#### EXERCISE
Present the data once more in exactly its original form.

#### DATA EXTRACT
===

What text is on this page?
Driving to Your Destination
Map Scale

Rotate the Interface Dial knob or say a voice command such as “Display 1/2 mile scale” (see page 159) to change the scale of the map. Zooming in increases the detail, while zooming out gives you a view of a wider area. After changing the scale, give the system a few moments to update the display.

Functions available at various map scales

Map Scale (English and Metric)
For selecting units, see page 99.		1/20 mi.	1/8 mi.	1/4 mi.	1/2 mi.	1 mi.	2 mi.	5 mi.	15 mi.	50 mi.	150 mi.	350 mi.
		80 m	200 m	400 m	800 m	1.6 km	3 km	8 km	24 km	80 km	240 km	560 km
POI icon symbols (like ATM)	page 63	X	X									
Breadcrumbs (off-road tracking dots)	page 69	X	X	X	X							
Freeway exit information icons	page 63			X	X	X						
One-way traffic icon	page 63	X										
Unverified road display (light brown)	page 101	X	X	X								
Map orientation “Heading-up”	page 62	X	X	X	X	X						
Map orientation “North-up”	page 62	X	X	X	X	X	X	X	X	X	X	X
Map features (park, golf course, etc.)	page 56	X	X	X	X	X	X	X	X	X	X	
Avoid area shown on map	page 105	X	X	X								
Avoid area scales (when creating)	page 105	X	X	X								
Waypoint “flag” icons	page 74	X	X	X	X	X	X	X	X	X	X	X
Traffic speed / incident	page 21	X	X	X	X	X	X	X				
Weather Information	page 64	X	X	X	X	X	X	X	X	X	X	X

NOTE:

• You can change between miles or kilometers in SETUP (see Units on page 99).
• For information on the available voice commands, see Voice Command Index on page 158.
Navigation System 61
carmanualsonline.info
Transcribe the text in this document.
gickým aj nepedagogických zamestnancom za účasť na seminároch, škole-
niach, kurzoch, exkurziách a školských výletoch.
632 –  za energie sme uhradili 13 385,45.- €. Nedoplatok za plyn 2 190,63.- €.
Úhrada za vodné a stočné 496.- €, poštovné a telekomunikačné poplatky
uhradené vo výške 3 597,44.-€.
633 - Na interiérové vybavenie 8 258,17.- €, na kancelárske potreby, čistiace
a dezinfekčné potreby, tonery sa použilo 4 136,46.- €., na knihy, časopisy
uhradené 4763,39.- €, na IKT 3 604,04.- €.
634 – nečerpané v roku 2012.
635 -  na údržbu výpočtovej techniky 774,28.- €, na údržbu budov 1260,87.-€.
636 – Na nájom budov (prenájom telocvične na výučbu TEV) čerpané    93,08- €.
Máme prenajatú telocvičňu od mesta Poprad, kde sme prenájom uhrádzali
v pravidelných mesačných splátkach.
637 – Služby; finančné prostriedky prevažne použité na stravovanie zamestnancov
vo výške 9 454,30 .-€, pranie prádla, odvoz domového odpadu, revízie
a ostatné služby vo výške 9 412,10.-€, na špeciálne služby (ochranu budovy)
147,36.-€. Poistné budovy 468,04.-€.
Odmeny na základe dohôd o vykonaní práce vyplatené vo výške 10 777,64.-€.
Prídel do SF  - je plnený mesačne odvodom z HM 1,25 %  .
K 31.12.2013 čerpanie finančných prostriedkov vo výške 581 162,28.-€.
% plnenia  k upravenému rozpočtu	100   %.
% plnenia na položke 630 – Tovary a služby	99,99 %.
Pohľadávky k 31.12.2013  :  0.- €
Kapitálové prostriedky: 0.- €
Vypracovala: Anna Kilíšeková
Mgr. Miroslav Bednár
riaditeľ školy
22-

===

#### TASK OUTPUT
What text is on this page?
Driving to Your Destination
Map Scale

Rotate the Interface Dial knob or say a voice command such as “Display 1/2 mile scale” (see page 159) to change the scale of the map. Zooming in increases the detail, while zooming out gives you a view of a wider area. After changing the scale, give the system a few moments to update the display.

Functions available at various map scales

Map Scale (English and Metric)
For selecting units, see page 99.		1/20 mi.	1/8 mi.	1/4 mi.	1/2 mi.	1 mi.	2 mi.	5 mi.	15 mi.	50 mi.	150 mi.	350 mi.
		80 m	200 m	400 m	800 m	1.6 km	3 km	8 km	24 km	80 km	240 km	560 km
POI icon symbols (like ATM)	page 63	X	X									
Breadcrumbs (off-road tracking dots)	page 69	X	X	X	X							
Freeway exit information icons	page 63			X	X	X						
One-way traffic icon	page 63	X										
Unverified road display (light brown)	page 101	X	X	X								
Map orientation “Heading-up”	page 62	X	X	X	X	X						
Map orientation “North-up”	page 62	X	X	X	X	X	X	X	X	X	X	X
Map features (park, golf course, etc.)	page 56	X	X	X	X	X	X	X	X	X	X	
Avoid area shown on map	page 105	X	X	X								
Avoid area scales (when creating)	page 105	X	X	X								
Waypoint “flag” icons	page 74	X	X	X	X	X	X	X	X	X	X	X
Traffic speed / incident	page 21	X	X	X	X	X	X	X				
Weather Information	page 64	X	X	X	X	X	X	X	X	X	X	X

NOTE:

• You can change between miles or kilometers in SETUP (see Units on page 99).
• For information on the available voice commands, see Voice Command Index on page 158.
Navigation System 61
carmanualsonline.info
Transcribe the text in this document.
gickým aj nepedagogických zamestnancom za účasť na seminároch, škole-
niach, kurzoch, exkurziách a školských výletoch.
632 –  za energie sme uhradili 13 385,45.- €. Nedoplatok za plyn 2 190,63.- €.
Úhrada za vodné a stočné 496.- €, poštovné a telekomunikačné poplatky
uhradené vo výške 3 597,44.-€.
633 - Na interiérové vybavenie 8 258,17.- €, na kancelárske potreby, čistiace
a dezinfekčné potreby, tonery sa použilo 4 136,46.- €., na knihy, časopisy
uhradené 4763,39.- €, na IKT 3 604,04.- €.
634 – nečerpané v roku 2012.
635 -  na údržbu výpočtovej techniky 774,28.- €, na údržbu budov 1260,87.-€.
636 – Na nájom budov (prenájom telocvične na výučbu TEV) čerpané    93,08- €.
Máme prenajatú telocvičňu od mesta Poprad, kde sme prenájom uhrádzali
v pravidelných mesačných splátkach.
637 – Služby; finančné prostriedky prevažne použité na stravovanie zamestnancov
vo výške 9 454,30 .-€, pranie prádla, odvoz domového odpadu, revízie
a ostatné služby vo výške 9 412,10.-€, na špeciálne služby (ochranu budovy)
147,36.-€. Poistné budovy 468,04.-€.
Odmeny na základe dohôd o vykonaní práce vyplatené vo výške 10 777,64.-€.
Prídel do SF  - je plnený mesačne odvodom z HM 1,25 %  .
K 31.12.2013 čerpanie finančných prostriedkov vo výške 581 162,28.-€.
% plnenia  k upravenému rozpočtu	100   %.
% plnenia na položke 630 – Tovary a služby	99,99 %.
Pohľadávky k 31.12.2013  :  0.- €
Kapitálové prostriedky: 0.- €
Vypracovala: Anna Kilíšeková
Mgr. Miroslav Bednár
riaditeľ školy
22-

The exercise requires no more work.